**Given text:**
BEGIN
(3)Represents 686,302 shares of Class A common stock issuable upon conversion of shares of Class B common stock reserved for issuance under the Omnibus Plan. A number of shares of Class A common stock equal to the number of shares of Class B common stock subject to awards outstanding under the Omnibus Plan that are forfeited, canceled, settled or otherwise terminated without a distribution of shares will become available for issuance under the Omnibus Plan.
(4)Represents 170,018, 176,387, 157,530, and 133,068 shares of Class A common Stock that were automatically added to the shares authorized for issuance under the ESPP on January 3, 2022, January 3, 2023, January 2, 2024, and January 2, 2025, respectively, pursuant to an “evergreen” provision contained in the ESPP. The total number of shares of Class A common stock under the ESPP will automatically increase on the first trading day of each calendar year (which began with calendar year 2021) by a number of shares equal to 1% of the total number of outstanding shares of Class A common stock on the last day of the prior calendar year. Notwithstanding the foregoing, the plan administrator may act prior to January 1 of a given year to provide that there will be no such increase in the share reserve for that year or that the increase in the share reserve for such year will be a lesser number of shares than as provided in the ESPP. Other than the shares added to the ESPP as of January 3, 2022, January 3, 2023, January 2, 2024, and January 2, 2025, such additional shares have not been included in this Registration Statement.
END
**Your instructions:** Extend the registration statement footnotes on Class A common stock reserved under the Omnibus Plan and the ESPP, picking up right after their last sentence.

Bounding box prediction data
BEGIN
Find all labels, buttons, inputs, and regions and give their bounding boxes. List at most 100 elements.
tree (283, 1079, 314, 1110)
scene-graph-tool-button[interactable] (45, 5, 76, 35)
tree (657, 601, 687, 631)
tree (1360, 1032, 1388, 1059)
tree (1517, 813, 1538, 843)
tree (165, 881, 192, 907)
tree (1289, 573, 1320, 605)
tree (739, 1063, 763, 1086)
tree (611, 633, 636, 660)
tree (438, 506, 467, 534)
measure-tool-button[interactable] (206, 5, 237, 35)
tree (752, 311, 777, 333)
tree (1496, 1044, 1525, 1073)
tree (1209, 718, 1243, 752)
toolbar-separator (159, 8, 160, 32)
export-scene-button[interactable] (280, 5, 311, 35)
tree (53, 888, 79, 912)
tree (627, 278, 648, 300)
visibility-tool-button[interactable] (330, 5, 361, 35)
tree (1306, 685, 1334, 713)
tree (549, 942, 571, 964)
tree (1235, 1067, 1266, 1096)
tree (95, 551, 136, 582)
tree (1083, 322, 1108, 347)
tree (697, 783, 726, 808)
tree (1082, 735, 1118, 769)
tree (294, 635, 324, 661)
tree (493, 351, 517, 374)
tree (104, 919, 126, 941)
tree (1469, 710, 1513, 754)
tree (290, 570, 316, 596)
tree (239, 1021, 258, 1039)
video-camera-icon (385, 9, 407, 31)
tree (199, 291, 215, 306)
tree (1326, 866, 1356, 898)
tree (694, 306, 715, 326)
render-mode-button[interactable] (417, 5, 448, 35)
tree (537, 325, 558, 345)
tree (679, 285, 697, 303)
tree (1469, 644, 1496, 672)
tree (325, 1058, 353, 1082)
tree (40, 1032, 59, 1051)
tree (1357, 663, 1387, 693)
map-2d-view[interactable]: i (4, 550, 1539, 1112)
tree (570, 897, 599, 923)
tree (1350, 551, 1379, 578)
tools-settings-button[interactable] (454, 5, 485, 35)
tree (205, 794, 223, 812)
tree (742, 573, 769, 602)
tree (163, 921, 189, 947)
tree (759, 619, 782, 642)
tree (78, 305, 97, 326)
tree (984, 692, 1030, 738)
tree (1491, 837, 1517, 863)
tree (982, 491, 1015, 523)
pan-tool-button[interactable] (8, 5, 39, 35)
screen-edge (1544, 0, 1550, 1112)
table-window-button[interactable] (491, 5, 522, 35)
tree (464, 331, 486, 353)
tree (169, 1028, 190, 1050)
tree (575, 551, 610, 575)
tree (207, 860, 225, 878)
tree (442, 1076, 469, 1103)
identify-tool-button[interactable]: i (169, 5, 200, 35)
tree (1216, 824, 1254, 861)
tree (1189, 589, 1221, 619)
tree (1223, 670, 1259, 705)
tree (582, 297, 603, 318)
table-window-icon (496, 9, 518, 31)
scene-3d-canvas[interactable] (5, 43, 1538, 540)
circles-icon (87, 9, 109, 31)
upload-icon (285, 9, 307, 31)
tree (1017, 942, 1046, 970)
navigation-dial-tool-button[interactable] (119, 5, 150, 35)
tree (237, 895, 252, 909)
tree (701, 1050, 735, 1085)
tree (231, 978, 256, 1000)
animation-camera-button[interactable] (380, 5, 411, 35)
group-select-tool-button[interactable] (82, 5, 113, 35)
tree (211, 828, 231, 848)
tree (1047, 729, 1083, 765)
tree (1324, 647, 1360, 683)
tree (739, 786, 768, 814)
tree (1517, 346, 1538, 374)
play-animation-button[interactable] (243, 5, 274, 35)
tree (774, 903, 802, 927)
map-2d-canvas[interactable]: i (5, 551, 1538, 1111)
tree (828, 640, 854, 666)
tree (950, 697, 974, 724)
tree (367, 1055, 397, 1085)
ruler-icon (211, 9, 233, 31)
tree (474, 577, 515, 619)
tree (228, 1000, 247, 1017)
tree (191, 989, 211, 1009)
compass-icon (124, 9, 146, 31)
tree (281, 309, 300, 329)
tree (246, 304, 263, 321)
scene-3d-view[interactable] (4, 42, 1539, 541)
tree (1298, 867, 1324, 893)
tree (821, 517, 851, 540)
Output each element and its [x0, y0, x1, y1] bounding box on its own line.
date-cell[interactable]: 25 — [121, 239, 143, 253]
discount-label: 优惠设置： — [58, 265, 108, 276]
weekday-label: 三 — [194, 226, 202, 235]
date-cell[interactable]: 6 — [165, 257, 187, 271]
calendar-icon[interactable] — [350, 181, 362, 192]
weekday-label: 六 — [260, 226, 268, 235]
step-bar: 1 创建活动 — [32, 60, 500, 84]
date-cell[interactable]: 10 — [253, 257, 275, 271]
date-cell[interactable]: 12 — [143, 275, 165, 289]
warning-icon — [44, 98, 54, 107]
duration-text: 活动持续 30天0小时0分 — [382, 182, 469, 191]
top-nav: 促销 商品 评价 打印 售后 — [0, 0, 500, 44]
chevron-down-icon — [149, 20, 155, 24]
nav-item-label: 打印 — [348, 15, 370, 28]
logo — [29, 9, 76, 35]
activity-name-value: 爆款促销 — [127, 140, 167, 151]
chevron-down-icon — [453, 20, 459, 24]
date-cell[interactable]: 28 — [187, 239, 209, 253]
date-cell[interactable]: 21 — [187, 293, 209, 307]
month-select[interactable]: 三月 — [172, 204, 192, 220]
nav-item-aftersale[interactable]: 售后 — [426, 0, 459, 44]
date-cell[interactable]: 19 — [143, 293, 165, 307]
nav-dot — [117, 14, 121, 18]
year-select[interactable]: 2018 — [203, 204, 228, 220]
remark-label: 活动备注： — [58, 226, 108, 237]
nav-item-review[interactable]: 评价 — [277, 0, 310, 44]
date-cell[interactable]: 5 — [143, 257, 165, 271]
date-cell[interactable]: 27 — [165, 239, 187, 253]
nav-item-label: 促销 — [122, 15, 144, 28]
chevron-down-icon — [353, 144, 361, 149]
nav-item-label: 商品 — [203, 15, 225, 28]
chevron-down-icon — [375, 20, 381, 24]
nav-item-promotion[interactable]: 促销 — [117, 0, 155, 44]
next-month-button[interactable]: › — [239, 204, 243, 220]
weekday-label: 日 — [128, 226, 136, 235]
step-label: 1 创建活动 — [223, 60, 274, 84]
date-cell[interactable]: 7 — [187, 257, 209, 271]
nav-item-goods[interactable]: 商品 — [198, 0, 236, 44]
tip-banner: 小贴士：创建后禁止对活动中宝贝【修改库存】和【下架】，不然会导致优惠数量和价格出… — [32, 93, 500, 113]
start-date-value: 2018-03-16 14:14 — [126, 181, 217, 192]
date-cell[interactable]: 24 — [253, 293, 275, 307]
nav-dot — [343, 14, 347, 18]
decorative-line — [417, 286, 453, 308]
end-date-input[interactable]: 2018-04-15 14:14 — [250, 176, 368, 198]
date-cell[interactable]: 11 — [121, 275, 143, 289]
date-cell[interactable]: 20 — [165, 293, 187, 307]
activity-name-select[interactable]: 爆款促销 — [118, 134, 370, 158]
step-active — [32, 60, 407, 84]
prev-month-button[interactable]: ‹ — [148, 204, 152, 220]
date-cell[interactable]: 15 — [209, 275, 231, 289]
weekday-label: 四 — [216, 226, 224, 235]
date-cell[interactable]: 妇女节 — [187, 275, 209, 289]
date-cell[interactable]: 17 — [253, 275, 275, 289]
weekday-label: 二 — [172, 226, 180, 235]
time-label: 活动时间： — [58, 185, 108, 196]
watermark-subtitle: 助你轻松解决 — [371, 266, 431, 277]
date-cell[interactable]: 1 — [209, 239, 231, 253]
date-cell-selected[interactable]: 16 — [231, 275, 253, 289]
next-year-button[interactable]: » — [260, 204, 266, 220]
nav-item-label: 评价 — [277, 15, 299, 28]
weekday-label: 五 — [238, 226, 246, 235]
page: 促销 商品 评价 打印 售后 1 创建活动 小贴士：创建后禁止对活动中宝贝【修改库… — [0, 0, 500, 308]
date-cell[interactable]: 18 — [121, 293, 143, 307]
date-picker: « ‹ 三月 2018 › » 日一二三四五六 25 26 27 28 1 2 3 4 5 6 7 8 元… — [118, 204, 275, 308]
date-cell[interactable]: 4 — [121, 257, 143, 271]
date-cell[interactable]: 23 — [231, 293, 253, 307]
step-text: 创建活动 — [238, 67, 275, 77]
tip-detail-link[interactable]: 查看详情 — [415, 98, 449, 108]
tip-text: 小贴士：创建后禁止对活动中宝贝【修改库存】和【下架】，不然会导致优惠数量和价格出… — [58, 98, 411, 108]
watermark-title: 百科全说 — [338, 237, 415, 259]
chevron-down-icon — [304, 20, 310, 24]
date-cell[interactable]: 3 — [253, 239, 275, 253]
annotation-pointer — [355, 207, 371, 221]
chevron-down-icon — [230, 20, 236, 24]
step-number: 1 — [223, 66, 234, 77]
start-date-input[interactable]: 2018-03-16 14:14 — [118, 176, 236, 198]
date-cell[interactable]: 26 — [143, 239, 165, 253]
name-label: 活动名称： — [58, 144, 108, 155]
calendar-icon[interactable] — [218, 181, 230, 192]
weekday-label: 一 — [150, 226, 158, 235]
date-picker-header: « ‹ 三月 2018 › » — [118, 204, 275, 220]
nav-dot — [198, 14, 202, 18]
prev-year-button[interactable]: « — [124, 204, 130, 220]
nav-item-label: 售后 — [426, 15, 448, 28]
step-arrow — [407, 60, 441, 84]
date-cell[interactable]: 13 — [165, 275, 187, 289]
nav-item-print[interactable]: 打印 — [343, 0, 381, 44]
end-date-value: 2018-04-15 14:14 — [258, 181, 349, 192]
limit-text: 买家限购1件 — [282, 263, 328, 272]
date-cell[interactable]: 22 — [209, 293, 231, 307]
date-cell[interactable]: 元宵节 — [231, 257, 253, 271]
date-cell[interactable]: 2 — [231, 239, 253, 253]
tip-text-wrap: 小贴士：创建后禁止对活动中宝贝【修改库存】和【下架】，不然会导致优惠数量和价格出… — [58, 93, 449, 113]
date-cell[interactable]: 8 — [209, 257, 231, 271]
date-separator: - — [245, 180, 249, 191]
END
**Answer area:**
(5)Represents 171,793, 171,503, 171,503, and 171,503 shares of Class B common Stock that were automatically added to the shares authorized for issuance under the Omnibus Plan on January 3, 2022, January 3, 2023, January 2, 2024, and January 2, 2025, respectively, pursuant to an “evergreen” provision contained in the Omnibus Plan. The total number of shares of Class B common stock under the Omnibus Plan automatically increase on the first trading day of each calendar year (which began with calendar year 2021) by a number of shares equal to 5% of the total outstanding shares of Class A common stock on the last day of the prior calendar year. Notwithstanding the foregoing, the plan administrator may act prior to January 1 of a given year to provide that there will be no such increase in the share reserve for that year or that the increase in the share reserve for such year will be a lesser number of shares than as provided in the Omnibus Plan. Other than the shares added to the Omnibus Plan as of January 3, 2022, January 3, 2023, January 2, 2024, and January 2, 2025, such additional shares have not been included in this Registration Statement.
(6)Estimated solely for the purpose of calculating the registration fee in accordance with Rule 457(c) and Rule 457(h)(1) of the Securities Act based on the average of the high and low prices of a share of the Class A common stock on the New York Stock Exchange on December 5, 2025.
(7)Estimated in accordance with Rule 457(h) solely for the purpose of calculating the registration fee on the basis of 85% of $5.70 per share, which is the average of the high and low prices of a share of Class A common Stock on December 5, 2025, as reported on the New York Stock Exchange. Pursuant to the ESPP, the purchase price of the shares of Class A common Stock reserved for issuance thereunder will be the lesser of (i) 85% of the fair market value of a share of Class A common Stock on the first business day of the offering period and (ii) 85% of the fair market value of a share of Class A common Stock on the exercise date.
(8)Pursuant to Rule 457(i) under the Securities Act, there is no fee associated with the registration of shares of Class A common stock issuable upon conversion of the shares of any Class B common stock (a convertible security) being registered under this Registration Statement because no additional consideration will be received in connection with the conversion of Class B common stock.
(9)The Registrant does not have any fee offsets.